_WORK REQUIRED_: Leaving out the pictures, retype all the material exactly.

_DATASET ROWS_:
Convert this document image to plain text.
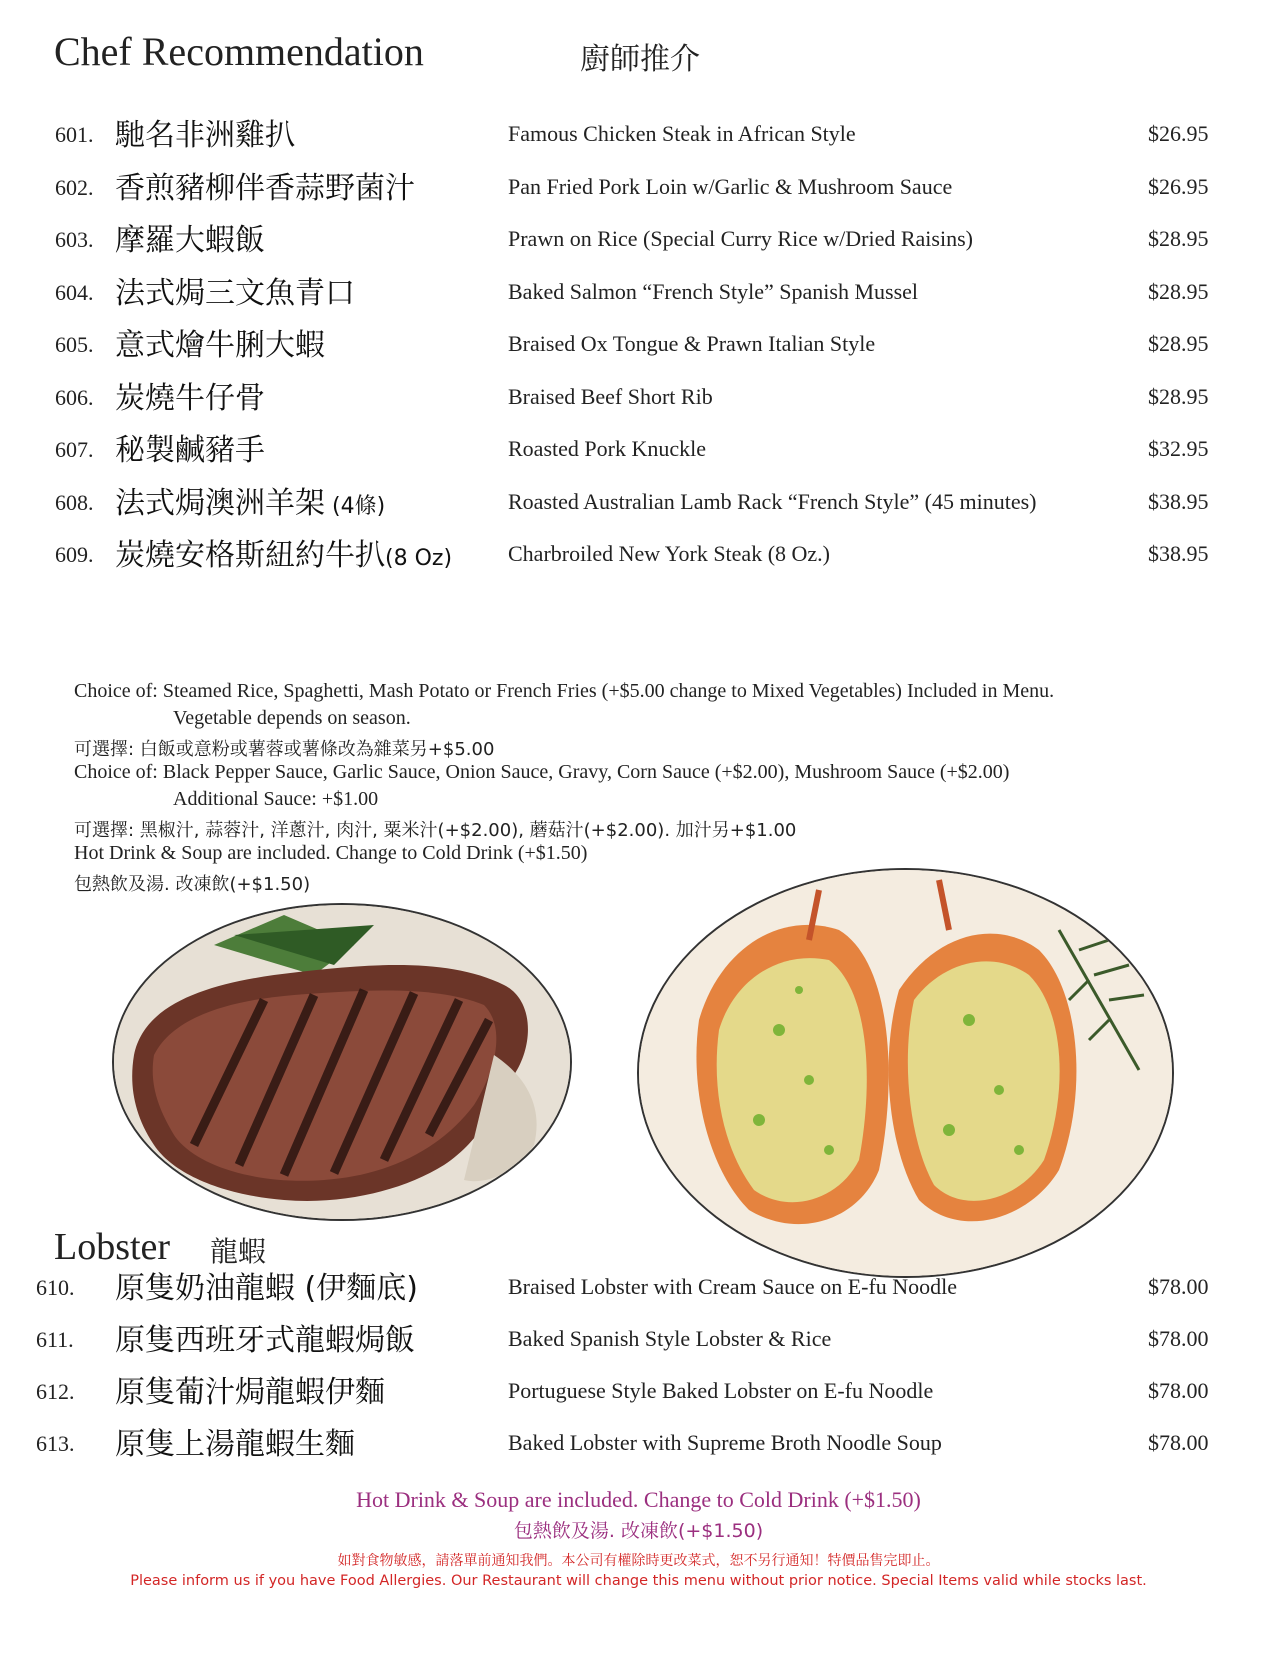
Chef Recommendation	廚師推介
601. 馳名非洲雞扒	Famous Chicken Steak in African Style	$26.95
602. 香煎豬柳伴香蒜野菌汁	Pan Fried Pork Loin w/Garlic & Mushroom Sauce	$26.95
603. 摩羅大蝦飯	Prawn on Rice (Special Curry Rice w/Dried Raisins)	$28.95
604. 法式焗三文魚青口	Baked Salmon “French Style” Spanish Mussel	$28.95
605. 意式燴牛脷大蝦	Braised Ox Tongue & Prawn Italian Style	$28.95
606. 炭燒牛仔骨	Braised Beef Short Rib	$28.95
607. 秘製鹹豬手	Roasted Pork Knuckle	$32.95
608. 法式焗澳洲羊架 (4條)	Roasted Australian Lamb Rack “French Style” (45 minutes)	$38.95
609. 炭燒安格斯紐約牛扒(8 Oz)	Charbroiled New York Steak (8 Oz.)	$38.95
Choice of: Steamed Rice, Spaghetti, Mash Potato or French Fries (+$5.00 change to Mixed Vegetables) Included in Menu.
Vegetable depends on season.
可選擇: 白飯或意粉或薯蓉或薯條改為雜菜另+$5.00
Choice of: Black Pepper Sauce, Garlic Sauce, Onion Sauce, Gravy, Corn Sauce (+$2.00), Mushroom Sauce (+$2.00)
Additional Sauce: +$1.00
可選擇: 黑椒汁, 蒜蓉汁, 洋蔥汁, 肉汁, 粟米汁(+$2.00), 蘑菇汁(+$2.00). 加汁另+$1.00
Hot Drink & Soup are included. Change to Cold Drink (+$1.50)
包熱飲及湯. 改凍飲(+$1.50)
Lobster 龍蝦
610. 原隻奶油龍蝦 (伊麵底)	Braised Lobster with Cream Sauce on E-fu Noodle	$78.00
611. 原隻西班牙式龍蝦焗飯	Baked Spanish Style Lobster & Rice	$78.00
612. 原隻葡汁焗龍蝦伊麵	Portuguese Style Baked Lobster on E-fu Noodle	$78.00
613. 原隻上湯龍蝦生麵	Baked Lobster with Supreme Broth Noodle Soup	$78.00
Hot Drink & Soup are included. Change to Cold Drink (+$1.50)
包熱飲及湯. 改凍飲(+$1.50)
如對食物敏感，請落單前通知我們。本公司有權除時更改菜式，恕不另行通知！特價品售完即止。
Please inform us if you have Food Allergies. Our Restaurant will change this menu without prior notice. Special Items valid while stocks last.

_OUTPUT OF THE EXERCISE_:
Convert this document image to plain text.
Chef Recommendation	廚師推介
601. 馳名非洲雞扒	Famous Chicken Steak in African Style	$26.95
602. 香煎豬柳伴香蒜野菌汁	Pan Fried Pork Loin w/Garlic & Mushroom Sauce	$26.95
603. 摩羅大蝦飯	Prawn on Rice (Special Curry Rice w/Dried Raisins)	$28.95
604. 法式焗三文魚青口	Baked Salmon “French Style” Spanish Mussel	$28.95
605. 意式燴牛脷大蝦	Braised Ox Tongue & Prawn Italian Style	$28.95
606. 炭燒牛仔骨	Braised Beef Short Rib	$28.95
607. 秘製鹹豬手	Roasted Pork Knuckle	$32.95
608. 法式焗澳洲羊架 (4條)	Roasted Australian Lamb Rack “French Style” (45 minutes)	$38.95
609. 炭燒安格斯紐約牛扒(8 Oz)	Charbroiled New York Steak (8 Oz.)	$38.95
Choice of: Steamed Rice, Spaghetti, Mash Potato or French Fries (+$5.00 change to Mixed Vegetables) Included in Menu.
Vegetable depends on season.
可選擇: 白飯或意粉或薯蓉或薯條改為雜菜另+$5.00
Choice of: Black Pepper Sauce, Garlic Sauce, Onion Sauce, Gravy, Corn Sauce (+$2.00), Mushroom Sauce (+$2.00)
Additional Sauce: +$1.00
可選擇: 黑椒汁, 蒜蓉汁, 洋蔥汁, 肉汁, 粟米汁(+$2.00), 蘑菇汁(+$2.00). 加汁另+$1.00
Hot Drink & Soup are included. Change to Cold Drink (+$1.50)
包熱飲及湯. 改凍飲(+$1.50)
Lobster 龍蝦
610. 原隻奶油龍蝦 (伊麵底)	Braised Lobster with Cream Sauce on E-fu Noodle	$78.00
611. 原隻西班牙式龍蝦焗飯	Baked Spanish Style Lobster & Rice	$78.00
612. 原隻葡汁焗龍蝦伊麵	Portuguese Style Baked Lobster on E-fu Noodle	$78.00
613. 原隻上湯龍蝦生麵	Baked Lobster with Supreme Broth Noodle Soup	$78.00
Hot Drink & Soup are included. Change to Cold Drink (+$1.50)
包熱飲及湯. 改凍飲(+$1.50)
如對食物敏感，請落單前通知我們。本公司有權除時更改菜式，恕不另行通知！特價品售完即止。
Please inform us if you have Food Allergies. Our Restaurant will change this menu without prior notice. Special Items valid while stocks last.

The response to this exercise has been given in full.